■ Objective:
Scan the following material for the string "يحفظ" and copy each line in which it appears.
==================================================
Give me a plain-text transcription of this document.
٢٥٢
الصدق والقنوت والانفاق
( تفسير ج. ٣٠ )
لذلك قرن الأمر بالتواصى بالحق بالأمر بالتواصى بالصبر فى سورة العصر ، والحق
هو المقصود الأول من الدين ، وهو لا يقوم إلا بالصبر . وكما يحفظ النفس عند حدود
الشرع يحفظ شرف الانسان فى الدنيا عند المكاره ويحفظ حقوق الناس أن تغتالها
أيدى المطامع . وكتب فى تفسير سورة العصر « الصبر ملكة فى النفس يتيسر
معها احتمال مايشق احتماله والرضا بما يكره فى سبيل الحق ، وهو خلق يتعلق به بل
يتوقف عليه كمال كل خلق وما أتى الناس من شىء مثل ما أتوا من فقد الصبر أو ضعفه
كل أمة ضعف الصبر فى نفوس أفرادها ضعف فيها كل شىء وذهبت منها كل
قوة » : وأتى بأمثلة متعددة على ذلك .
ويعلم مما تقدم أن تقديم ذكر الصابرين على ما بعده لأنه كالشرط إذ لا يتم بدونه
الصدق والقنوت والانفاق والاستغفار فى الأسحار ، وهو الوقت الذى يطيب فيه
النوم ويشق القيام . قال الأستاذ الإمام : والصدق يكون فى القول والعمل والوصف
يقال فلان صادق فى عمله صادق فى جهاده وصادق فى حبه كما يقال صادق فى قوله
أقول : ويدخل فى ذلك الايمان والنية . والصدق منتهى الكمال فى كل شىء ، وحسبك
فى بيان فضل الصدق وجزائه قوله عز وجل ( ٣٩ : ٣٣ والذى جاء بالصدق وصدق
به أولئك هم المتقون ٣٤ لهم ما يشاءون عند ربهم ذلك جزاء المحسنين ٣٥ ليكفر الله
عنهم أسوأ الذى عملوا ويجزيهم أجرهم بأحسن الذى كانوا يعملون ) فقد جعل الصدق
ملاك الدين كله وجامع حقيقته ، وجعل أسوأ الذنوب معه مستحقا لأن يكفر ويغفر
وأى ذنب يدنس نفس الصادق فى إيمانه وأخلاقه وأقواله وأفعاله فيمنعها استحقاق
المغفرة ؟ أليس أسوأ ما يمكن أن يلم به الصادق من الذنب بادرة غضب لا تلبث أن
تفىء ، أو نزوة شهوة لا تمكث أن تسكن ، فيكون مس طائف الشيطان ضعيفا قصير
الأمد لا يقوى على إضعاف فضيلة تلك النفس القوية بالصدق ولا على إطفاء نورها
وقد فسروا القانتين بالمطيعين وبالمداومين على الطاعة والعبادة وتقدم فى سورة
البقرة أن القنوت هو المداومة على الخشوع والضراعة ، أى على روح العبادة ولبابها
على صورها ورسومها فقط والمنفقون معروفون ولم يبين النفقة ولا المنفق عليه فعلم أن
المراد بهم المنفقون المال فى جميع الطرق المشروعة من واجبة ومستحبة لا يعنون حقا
==================================================
■ Problem solution:
هو المقصود الأول من الدين ، وهو لا يقوم إلا بالصبر . وكما يحفظ النفس عند حدود
الشرع يحفظ شرف الانسان فى الدنيا عند المكاره ويحفظ حقوق الناس أن تغتالها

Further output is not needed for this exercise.